--- BEGIN Stored records ---

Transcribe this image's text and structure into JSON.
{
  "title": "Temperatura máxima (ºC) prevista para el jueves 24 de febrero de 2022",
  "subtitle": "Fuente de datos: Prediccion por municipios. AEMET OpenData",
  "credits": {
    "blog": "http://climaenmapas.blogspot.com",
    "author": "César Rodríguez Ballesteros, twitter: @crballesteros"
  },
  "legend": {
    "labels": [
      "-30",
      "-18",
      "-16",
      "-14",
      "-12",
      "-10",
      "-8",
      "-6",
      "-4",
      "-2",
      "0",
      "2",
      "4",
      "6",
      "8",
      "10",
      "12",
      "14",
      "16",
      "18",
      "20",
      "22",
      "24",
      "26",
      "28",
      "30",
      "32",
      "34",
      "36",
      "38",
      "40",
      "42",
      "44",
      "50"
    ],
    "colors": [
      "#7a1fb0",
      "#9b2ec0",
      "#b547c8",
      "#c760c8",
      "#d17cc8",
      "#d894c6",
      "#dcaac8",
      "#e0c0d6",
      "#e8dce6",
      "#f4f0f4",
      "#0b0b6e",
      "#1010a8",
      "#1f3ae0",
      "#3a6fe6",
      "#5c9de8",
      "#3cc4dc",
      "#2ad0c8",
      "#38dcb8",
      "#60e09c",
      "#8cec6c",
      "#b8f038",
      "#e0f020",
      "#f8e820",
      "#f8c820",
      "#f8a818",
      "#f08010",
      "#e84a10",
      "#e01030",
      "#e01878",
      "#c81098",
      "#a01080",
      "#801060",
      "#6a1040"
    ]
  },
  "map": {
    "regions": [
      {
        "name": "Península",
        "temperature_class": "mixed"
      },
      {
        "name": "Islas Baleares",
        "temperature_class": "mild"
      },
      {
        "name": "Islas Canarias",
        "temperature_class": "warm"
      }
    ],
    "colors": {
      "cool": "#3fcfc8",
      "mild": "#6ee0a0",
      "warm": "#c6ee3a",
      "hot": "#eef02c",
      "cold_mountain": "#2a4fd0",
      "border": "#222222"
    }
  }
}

--- END Stored records ---

Copy all the lines, exactly.

Transcribe this image's text and structure into JSON.
{
  "title": "Temperatura máxima (ºC) prevista para el jueves 24 de febrero de 2022",
  "subtitle": "Fuente de datos: Prediccion por municipios. AEMET OpenData",
  "credits": {
    "blog": "http://climaenmapas.blogspot.com",
    "author": "César Rodríguez Ballesteros, twitter: @crballesteros"
  },
  "legend": {
    "labels": [
      "-30",
      "-18",
      "-16",
      "-14",
      "-12",
      "-10",
      "-8",
      "-6",
      "-4",
      "-2",
      "0",
      "2",
      "4",
      "6",
      "8",
      "10",
      "12",
      "14",
      "16",
      "18",
      "20",
      "22",
      "24",
      "26",
      "28",
      "30",
      "32",
      "34",
      "36",
      "38",
      "40",
      "42",
      "44",
      "50"
    ],
    "colors": [
      "#7a1fb0",
      "#9b2ec0",
      "#b547c8",
      "#c760c8",
      "#d17cc8",
      "#d894c6",
      "#dcaac8",
      "#e0c0d6",
      "#e8dce6",
      "#f4f0f4",
      "#0b0b6e",
      "#1010a8",
      "#1f3ae0",
      "#3a6fe6",
      "#5c9de8",
      "#3cc4dc",
      "#2ad0c8",
      "#38dcb8",
      "#60e09c",
      "#8cec6c",
      "#b8f038",
      "#e0f020",
      "#f8e820",
      "#f8c820",
      "#f8a818",
      "#f08010",
      "#e84a10",
      "#e01030",
      "#e01878",
      "#c81098",
      "#a01080",
      "#801060",
      "#6a1040"
    ]
  },
  "map": {
    "regions": [
      {
        "name": "Península",
        "temperature_class": "mixed"
      },
      {
        "name": "Islas Baleares",
        "temperature_class": "mild"
      },
      {
        "name": "Islas Canarias",
        "temperature_class": "warm"
      }
    ],
    "colors": {
      "cool": "#3fcfc8",
      "mild": "#6ee0a0",
      "warm": "#c6ee3a",
      "hot": "#eef02c",
      "cold_mountain": "#2a4fd0",
      "border": "#222222"
    }
  }
}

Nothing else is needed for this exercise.